* **简短习题**: 提取下方数据中的每一行，原样照录，图片不要放入答案。

* **数据条目**:
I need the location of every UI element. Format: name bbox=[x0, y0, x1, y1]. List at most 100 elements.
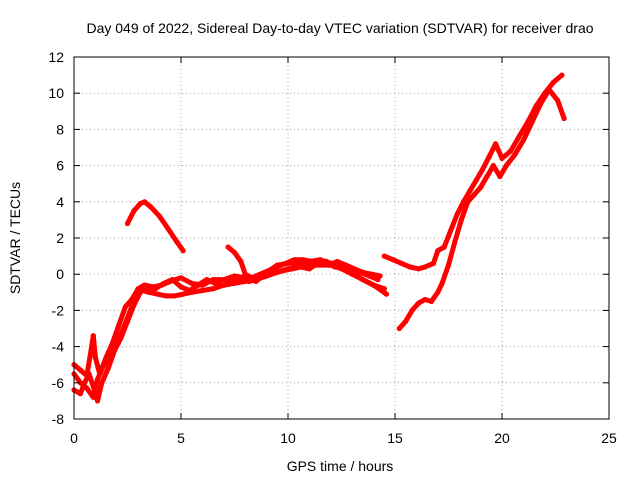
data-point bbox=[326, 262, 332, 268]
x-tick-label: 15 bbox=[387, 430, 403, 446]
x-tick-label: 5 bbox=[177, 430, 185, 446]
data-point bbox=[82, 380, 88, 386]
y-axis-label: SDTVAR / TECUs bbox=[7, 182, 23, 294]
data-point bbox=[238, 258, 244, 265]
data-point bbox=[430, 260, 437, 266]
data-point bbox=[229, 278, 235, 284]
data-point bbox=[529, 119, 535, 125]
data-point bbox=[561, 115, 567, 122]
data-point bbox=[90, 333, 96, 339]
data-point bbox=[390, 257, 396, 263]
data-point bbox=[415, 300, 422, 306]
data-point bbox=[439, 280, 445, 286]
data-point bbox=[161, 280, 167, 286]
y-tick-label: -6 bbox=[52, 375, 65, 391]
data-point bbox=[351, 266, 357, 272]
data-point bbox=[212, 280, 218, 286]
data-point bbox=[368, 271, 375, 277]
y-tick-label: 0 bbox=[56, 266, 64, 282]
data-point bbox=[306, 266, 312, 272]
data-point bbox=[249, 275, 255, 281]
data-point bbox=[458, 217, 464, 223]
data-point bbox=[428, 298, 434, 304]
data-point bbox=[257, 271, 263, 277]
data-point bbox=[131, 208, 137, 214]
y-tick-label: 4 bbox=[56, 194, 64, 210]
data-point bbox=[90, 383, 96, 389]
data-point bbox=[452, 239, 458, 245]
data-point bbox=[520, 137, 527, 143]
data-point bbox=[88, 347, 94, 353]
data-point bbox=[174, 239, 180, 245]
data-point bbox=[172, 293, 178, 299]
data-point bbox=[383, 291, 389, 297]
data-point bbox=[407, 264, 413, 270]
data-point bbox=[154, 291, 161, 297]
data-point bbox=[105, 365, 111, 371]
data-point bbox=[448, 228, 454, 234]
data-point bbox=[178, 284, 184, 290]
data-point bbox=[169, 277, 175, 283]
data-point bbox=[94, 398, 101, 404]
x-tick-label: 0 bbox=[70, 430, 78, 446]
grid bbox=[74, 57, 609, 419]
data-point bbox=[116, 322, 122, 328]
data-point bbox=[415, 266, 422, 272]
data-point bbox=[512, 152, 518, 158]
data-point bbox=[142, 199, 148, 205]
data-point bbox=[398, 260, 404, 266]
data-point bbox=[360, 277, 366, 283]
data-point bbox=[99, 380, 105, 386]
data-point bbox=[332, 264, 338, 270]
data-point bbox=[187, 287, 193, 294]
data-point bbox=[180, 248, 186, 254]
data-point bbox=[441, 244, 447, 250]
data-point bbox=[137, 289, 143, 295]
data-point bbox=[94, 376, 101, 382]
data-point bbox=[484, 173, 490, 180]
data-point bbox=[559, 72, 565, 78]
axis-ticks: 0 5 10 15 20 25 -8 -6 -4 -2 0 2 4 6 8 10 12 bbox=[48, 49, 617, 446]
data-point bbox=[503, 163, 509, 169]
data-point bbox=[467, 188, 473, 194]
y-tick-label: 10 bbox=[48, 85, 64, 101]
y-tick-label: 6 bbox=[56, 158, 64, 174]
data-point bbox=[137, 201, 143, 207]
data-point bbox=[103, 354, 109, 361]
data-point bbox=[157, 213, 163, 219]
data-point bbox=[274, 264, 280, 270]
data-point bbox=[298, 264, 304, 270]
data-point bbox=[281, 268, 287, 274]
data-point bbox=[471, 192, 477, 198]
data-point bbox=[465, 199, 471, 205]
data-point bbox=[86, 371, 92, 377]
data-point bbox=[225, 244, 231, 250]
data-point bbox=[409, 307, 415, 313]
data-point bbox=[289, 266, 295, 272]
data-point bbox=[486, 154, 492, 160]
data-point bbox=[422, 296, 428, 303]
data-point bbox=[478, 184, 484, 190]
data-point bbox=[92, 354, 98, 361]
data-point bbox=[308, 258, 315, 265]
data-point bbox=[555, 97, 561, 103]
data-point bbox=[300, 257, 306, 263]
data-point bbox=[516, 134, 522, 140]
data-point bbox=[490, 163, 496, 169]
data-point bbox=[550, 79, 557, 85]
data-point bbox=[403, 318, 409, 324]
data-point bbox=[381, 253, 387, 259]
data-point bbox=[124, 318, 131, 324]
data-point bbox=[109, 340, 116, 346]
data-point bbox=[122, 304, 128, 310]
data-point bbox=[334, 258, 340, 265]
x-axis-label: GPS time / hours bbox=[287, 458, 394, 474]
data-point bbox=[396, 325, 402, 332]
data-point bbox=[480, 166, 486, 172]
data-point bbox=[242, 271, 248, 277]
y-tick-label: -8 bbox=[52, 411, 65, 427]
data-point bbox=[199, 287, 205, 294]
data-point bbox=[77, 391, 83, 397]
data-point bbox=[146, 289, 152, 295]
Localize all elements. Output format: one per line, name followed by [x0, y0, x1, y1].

* **解答**:
I need the location of every UI element. Format: name bbox=[x0, y0, x1, y1]. List at most 100 elements.
data-point bbox=[326, 262, 332, 268]
x-tick-label: 15 bbox=[387, 430, 403, 446]
x-tick-label: 5 bbox=[177, 430, 185, 446]
data-point bbox=[82, 380, 88, 386]
y-axis-label: SDTVAR / TECUs bbox=[7, 182, 23, 294]
data-point bbox=[238, 258, 244, 265]
data-point bbox=[430, 260, 437, 266]
data-point bbox=[229, 278, 235, 284]
data-point bbox=[529, 119, 535, 125]
data-point bbox=[561, 115, 567, 122]
data-point bbox=[90, 333, 96, 339]
data-point bbox=[390, 257, 396, 263]
data-point bbox=[415, 300, 422, 306]
data-point bbox=[439, 280, 445, 286]
data-point bbox=[161, 280, 167, 286]
y-tick-label: -6 bbox=[52, 375, 65, 391]
data-point bbox=[351, 266, 357, 272]
data-point bbox=[212, 280, 218, 286]
data-point bbox=[368, 271, 375, 277]
y-tick-label: 0 bbox=[56, 266, 64, 282]
data-point bbox=[306, 266, 312, 272]
data-point bbox=[249, 275, 255, 281]
data-point bbox=[458, 217, 464, 223]
data-point bbox=[428, 298, 434, 304]
data-point bbox=[257, 271, 263, 277]
data-point bbox=[131, 208, 137, 214]
y-tick-label: 4 bbox=[56, 194, 64, 210]
data-point bbox=[90, 383, 96, 389]
data-point bbox=[452, 239, 458, 245]
data-point bbox=[520, 137, 527, 143]
data-point bbox=[88, 347, 94, 353]
data-point bbox=[174, 239, 180, 245]
data-point bbox=[172, 293, 178, 299]
data-point bbox=[383, 291, 389, 297]
data-point bbox=[407, 264, 413, 270]
data-point bbox=[154, 291, 161, 297]
data-point bbox=[105, 365, 111, 371]
data-point bbox=[448, 228, 454, 234]
data-point bbox=[178, 284, 184, 290]
data-point bbox=[169, 277, 175, 283]
data-point bbox=[94, 398, 101, 404]
x-tick-label: 0 bbox=[70, 430, 78, 446]
grid bbox=[74, 57, 609, 419]
data-point bbox=[116, 322, 122, 328]
data-point bbox=[415, 266, 422, 272]
data-point bbox=[512, 152, 518, 158]
data-point bbox=[142, 199, 148, 205]
data-point bbox=[398, 260, 404, 266]
data-point bbox=[360, 277, 366, 283]
data-point bbox=[99, 380, 105, 386]
data-point bbox=[332, 264, 338, 270]
data-point bbox=[187, 287, 193, 294]
data-point bbox=[180, 248, 186, 254]
data-point bbox=[441, 244, 447, 250]
data-point bbox=[137, 289, 143, 295]
data-point bbox=[94, 376, 101, 382]
data-point bbox=[484, 173, 490, 180]
data-point bbox=[559, 72, 565, 78]
axis-ticks: 0 5 10 15 20 25 -8 -6 -4 -2 0 2 4 6 8 10 12 bbox=[48, 49, 617, 446]
data-point bbox=[503, 163, 509, 169]
data-point bbox=[467, 188, 473, 194]
y-tick-label: 10 bbox=[48, 85, 64, 101]
y-tick-label: 6 bbox=[56, 158, 64, 174]
data-point bbox=[137, 201, 143, 207]
data-point bbox=[103, 354, 109, 361]
data-point bbox=[157, 213, 163, 219]
data-point bbox=[274, 264, 280, 270]
data-point bbox=[298, 264, 304, 270]
data-point bbox=[281, 268, 287, 274]
data-point bbox=[471, 192, 477, 198]
data-point bbox=[465, 199, 471, 205]
data-point bbox=[86, 371, 92, 377]
data-point bbox=[225, 244, 231, 250]
data-point bbox=[409, 307, 415, 313]
data-point bbox=[289, 266, 295, 272]
data-point bbox=[486, 154, 492, 160]
data-point bbox=[422, 296, 428, 303]
data-point bbox=[478, 184, 484, 190]
data-point bbox=[92, 354, 98, 361]
data-point bbox=[308, 258, 315, 265]
data-point bbox=[555, 97, 561, 103]
data-point bbox=[300, 257, 306, 263]
data-point bbox=[516, 134, 522, 140]
data-point bbox=[490, 163, 496, 169]
data-point bbox=[550, 79, 557, 85]
data-point bbox=[403, 318, 409, 324]
data-point bbox=[381, 253, 387, 259]
data-point bbox=[124, 318, 131, 324]
data-point bbox=[109, 340, 116, 346]
data-point bbox=[122, 304, 128, 310]
data-point bbox=[334, 258, 340, 265]
x-axis-label: GPS time / hours bbox=[287, 458, 394, 474]
data-point bbox=[396, 325, 402, 332]
data-point bbox=[480, 166, 486, 172]
data-point bbox=[242, 271, 248, 277]
y-tick-label: -8 bbox=[52, 411, 65, 427]
data-point bbox=[199, 287, 205, 294]
data-point bbox=[77, 391, 83, 397]
data-point bbox=[146, 289, 152, 295]
Localize all elements. Output format: one per line, name followed by [x0, y0, x1, y1].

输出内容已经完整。